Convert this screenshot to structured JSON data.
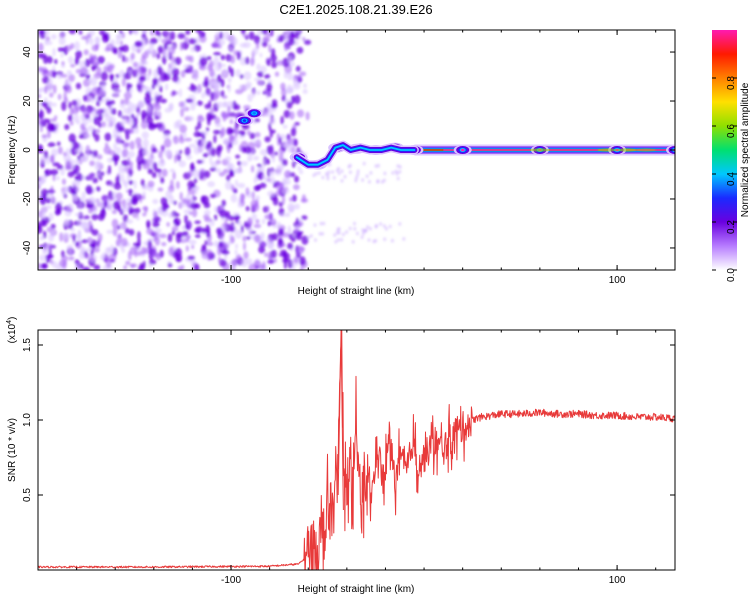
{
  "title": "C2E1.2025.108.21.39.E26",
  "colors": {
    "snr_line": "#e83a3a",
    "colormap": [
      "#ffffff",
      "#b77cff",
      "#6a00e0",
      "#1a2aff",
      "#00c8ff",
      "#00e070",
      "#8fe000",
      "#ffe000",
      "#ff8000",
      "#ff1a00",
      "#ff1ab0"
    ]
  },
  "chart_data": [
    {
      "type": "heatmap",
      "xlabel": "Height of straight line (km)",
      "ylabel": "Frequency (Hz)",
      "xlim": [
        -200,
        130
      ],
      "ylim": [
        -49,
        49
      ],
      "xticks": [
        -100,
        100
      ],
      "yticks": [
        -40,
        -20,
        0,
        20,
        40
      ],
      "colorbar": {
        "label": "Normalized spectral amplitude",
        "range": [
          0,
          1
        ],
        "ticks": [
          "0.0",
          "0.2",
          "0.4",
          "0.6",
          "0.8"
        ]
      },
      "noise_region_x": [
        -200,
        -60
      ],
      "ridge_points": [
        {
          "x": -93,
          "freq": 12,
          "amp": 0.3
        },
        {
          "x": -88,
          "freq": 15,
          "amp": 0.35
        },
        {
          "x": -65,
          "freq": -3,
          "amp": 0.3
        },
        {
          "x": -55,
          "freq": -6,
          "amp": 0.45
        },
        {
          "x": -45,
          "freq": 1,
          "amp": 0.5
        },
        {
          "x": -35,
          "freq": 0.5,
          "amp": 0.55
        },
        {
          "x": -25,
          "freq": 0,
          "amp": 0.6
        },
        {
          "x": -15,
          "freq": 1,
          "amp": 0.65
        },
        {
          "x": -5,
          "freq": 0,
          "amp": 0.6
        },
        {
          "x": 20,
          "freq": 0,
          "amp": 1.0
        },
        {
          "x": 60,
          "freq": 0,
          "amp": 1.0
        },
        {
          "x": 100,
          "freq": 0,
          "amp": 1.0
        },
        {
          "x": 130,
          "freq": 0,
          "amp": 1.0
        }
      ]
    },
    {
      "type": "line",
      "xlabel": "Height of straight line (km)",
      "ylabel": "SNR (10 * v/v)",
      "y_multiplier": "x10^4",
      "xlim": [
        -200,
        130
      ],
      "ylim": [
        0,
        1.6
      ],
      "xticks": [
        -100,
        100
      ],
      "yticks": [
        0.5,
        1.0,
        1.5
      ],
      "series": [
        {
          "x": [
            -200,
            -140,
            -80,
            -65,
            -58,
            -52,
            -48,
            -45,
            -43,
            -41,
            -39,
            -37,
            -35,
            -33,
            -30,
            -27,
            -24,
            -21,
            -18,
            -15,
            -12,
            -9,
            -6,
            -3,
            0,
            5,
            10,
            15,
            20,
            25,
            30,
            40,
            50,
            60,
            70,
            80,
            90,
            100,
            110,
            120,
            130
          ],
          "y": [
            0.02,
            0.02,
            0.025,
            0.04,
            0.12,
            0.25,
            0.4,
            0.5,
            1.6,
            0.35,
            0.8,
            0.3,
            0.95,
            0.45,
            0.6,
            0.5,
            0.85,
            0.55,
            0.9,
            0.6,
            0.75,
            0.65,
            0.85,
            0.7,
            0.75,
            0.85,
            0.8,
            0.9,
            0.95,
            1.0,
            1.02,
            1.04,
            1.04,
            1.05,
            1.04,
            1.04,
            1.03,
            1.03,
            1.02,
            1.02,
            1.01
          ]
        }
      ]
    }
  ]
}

★ ★ ★

[Objective]:
Make an exact copy of the data, leaving its pictures out.

[Result of the exercise]:
Convert this screenshot to structured JSON data.
{
  "title": "C2E1.2025.108.21.39.E26",
  "colors": {
    "snr_line": "#e83a3a",
    "colormap": [
      "#ffffff",
      "#b77cff",
      "#6a00e0",
      "#1a2aff",
      "#00c8ff",
      "#00e070",
      "#8fe000",
      "#ffe000",
      "#ff8000",
      "#ff1a00",
      "#ff1ab0"
    ]
  },
  "chart_data": [
    {
      "type": "heatmap",
      "xlabel": "Height of straight line (km)",
      "ylabel": "Frequency (Hz)",
      "xlim": [
        -200,
        130
      ],
      "ylim": [
        -49,
        49
      ],
      "xticks": [
        -100,
        100
      ],
      "yticks": [
        -40,
        -20,
        0,
        20,
        40
      ],
      "colorbar": {
        "label": "Normalized spectral amplitude",
        "range": [
          0,
          1
        ],
        "ticks": [
          "0.0",
          "0.2",
          "0.4",
          "0.6",
          "0.8"
        ]
      },
      "noise_region_x": [
        -200,
        -60
      ],
      "ridge_points": [
        {
          "x": -93,
          "freq": 12,
          "amp": 0.3
        },
        {
          "x": -88,
          "freq": 15,
          "amp": 0.35
        },
        {
          "x": -65,
          "freq": -3,
          "amp": 0.3
        },
        {
          "x": -55,
          "freq": -6,
          "amp": 0.45
        },
        {
          "x": -45,
          "freq": 1,
          "amp": 0.5
        },
        {
          "x": -35,
          "freq": 0.5,
          "amp": 0.55
        },
        {
          "x": -25,
          "freq": 0,
          "amp": 0.6
        },
        {
          "x": -15,
          "freq": 1,
          "amp": 0.65
        },
        {
          "x": -5,
          "freq": 0,
          "amp": 0.6
        },
        {
          "x": 20,
          "freq": 0,
          "amp": 1.0
        },
        {
          "x": 60,
          "freq": 0,
          "amp": 1.0
        },
        {
          "x": 100,
          "freq": 0,
          "amp": 1.0
        },
        {
          "x": 130,
          "freq": 0,
          "amp": 1.0
        }
      ]
    },
    {
      "type": "line",
      "xlabel": "Height of straight line (km)",
      "ylabel": "SNR (10 * v/v)",
      "y_multiplier": "x10^4",
      "xlim": [
        -200,
        130
      ],
      "ylim": [
        0,
        1.6
      ],
      "xticks": [
        -100,
        100
      ],
      "yticks": [
        0.5,
        1.0,
        1.5
      ],
      "series": [
        {
          "x": [
            -200,
            -140,
            -80,
            -65,
            -58,
            -52,
            -48,
            -45,
            -43,
            -41,
            -39,
            -37,
            -35,
            -33,
            -30,
            -27,
            -24,
            -21,
            -18,
            -15,
            -12,
            -9,
            -6,
            -3,
            0,
            5,
            10,
            15,
            20,
            25,
            30,
            40,
            50,
            60,
            70,
            80,
            90,
            100,
            110,
            120,
            130
          ],
          "y": [
            0.02,
            0.02,
            0.025,
            0.04,
            0.12,
            0.25,
            0.4,
            0.5,
            1.6,
            0.35,
            0.8,
            0.3,
            0.95,
            0.45,
            0.6,
            0.5,
            0.85,
            0.55,
            0.9,
            0.6,
            0.75,
            0.65,
            0.85,
            0.7,
            0.75,
            0.85,
            0.8,
            0.9,
            0.95,
            1.0,
            1.02,
            1.04,
            1.04,
            1.05,
            1.04,
            1.04,
            1.03,
            1.03,
            1.02,
            1.02,
            1.01
          ]
        }
      ]
    }
  ]
}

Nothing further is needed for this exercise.